# WRITTEN REQUEST
Write out the entries again exactly as they are given.

# LISTED ENTRIES
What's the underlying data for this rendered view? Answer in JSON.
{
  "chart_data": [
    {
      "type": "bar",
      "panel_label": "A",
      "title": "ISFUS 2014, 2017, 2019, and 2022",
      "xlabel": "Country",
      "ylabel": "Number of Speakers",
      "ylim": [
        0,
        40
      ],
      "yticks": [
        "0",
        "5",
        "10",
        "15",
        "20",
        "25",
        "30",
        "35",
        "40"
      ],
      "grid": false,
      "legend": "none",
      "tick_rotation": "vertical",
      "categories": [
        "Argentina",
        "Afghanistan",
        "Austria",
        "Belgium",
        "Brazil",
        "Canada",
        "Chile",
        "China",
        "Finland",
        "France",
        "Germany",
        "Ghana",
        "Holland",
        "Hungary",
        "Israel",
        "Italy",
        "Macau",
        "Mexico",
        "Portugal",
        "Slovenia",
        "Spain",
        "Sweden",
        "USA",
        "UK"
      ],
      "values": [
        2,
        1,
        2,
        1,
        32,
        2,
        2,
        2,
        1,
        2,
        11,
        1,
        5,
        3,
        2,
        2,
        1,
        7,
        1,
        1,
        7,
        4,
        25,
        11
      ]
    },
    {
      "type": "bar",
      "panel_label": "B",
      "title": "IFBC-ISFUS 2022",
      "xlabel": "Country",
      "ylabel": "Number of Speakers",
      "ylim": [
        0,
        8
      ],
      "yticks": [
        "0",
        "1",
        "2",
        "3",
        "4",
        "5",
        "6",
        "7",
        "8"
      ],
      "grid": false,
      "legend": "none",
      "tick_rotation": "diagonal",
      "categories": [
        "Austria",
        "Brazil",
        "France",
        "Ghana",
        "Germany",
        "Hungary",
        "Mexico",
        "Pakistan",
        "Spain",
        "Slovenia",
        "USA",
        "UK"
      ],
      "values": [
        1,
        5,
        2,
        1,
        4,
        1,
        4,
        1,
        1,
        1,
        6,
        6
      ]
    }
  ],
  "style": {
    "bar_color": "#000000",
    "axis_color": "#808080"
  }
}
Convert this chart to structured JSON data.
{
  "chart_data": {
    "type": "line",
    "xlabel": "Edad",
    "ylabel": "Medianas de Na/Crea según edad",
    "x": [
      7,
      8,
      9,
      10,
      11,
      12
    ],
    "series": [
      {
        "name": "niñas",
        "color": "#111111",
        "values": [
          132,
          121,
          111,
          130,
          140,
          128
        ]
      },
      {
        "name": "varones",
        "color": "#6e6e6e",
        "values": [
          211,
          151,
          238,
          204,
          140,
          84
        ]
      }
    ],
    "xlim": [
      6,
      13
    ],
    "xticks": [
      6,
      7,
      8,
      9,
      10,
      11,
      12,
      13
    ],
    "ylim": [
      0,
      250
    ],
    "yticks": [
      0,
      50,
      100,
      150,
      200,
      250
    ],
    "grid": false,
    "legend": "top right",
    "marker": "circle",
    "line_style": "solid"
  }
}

# EXPECTED ANSWER
What's the underlying data for this rendered view? Answer in JSON.
{
  "chart_data": [
    {
      "type": "bar",
      "panel_label": "A",
      "title": "ISFUS 2014, 2017, 2019, and 2022",
      "xlabel": "Country",
      "ylabel": "Number of Speakers",
      "ylim": [
        0,
        40
      ],
      "yticks": [
        "0",
        "5",
        "10",
        "15",
        "20",
        "25",
        "30",
        "35",
        "40"
      ],
      "grid": false,
      "legend": "none",
      "tick_rotation": "vertical",
      "categories": [
        "Argentina",
        "Afghanistan",
        "Austria",
        "Belgium",
        "Brazil",
        "Canada",
        "Chile",
        "China",
        "Finland",
        "France",
        "Germany",
        "Ghana",
        "Holland",
        "Hungary",
        "Israel",
        "Italy",
        "Macau",
        "Mexico",
        "Portugal",
        "Slovenia",
        "Spain",
        "Sweden",
        "USA",
        "UK"
      ],
      "values": [
        2,
        1,
        2,
        1,
        32,
        2,
        2,
        2,
        1,
        2,
        11,
        1,
        5,
        3,
        2,
        2,
        1,
        7,
        1,
        1,
        7,
        4,
        25,
        11
      ]
    },
    {
      "type": "bar",
      "panel_label": "B",
      "title": "IFBC-ISFUS 2022",
      "xlabel": "Country",
      "ylabel": "Number of Speakers",
      "ylim": [
        0,
        8
      ],
      "yticks": [
        "0",
        "1",
        "2",
        "3",
        "4",
        "5",
        "6",
        "7",
        "8"
      ],
      "grid": false,
      "legend": "none",
      "tick_rotation": "diagonal",
      "categories": [
        "Austria",
        "Brazil",
        "France",
        "Ghana",
        "Germany",
        "Hungary",
        "Mexico",
        "Pakistan",
        "Spain",
        "Slovenia",
        "USA",
        "UK"
      ],
      "values": [
        1,
        5,
        2,
        1,
        4,
        1,
        4,
        1,
        1,
        1,
        6,
        6
      ]
    }
  ],
  "style": {
    "bar_color": "#000000",
    "axis_color": "#808080"
  }
}
Convert this chart to structured JSON data.
{
  "chart_data": {
    "type": "line",
    "xlabel": "Edad",
    "ylabel": "Medianas de Na/Crea según edad",
    "x": [
      7,
      8,
      9,
      10,
      11,
      12
    ],
    "series": [
      {
        "name": "niñas",
        "color": "#111111",
        "values": [
          132,
          121,
          111,
          130,
          140,
          128
        ]
      },
      {
        "name": "varones",
        "color": "#6e6e6e",
        "values": [
          211,
          151,
          238,
          204,
          140,
          84
        ]
      }
    ],
    "xlim": [
      6,
      13
    ],
    "xticks": [
      6,
      7,
      8,
      9,
      10,
      11,
      12,
      13
    ],
    "ylim": [
      0,
      250
    ],
    "yticks": [
      0,
      50,
      100,
      150,
      200,
      250
    ],
    "grid": false,
    "legend": "top right",
    "marker": "circle",
    "line_style": "solid"
  }
}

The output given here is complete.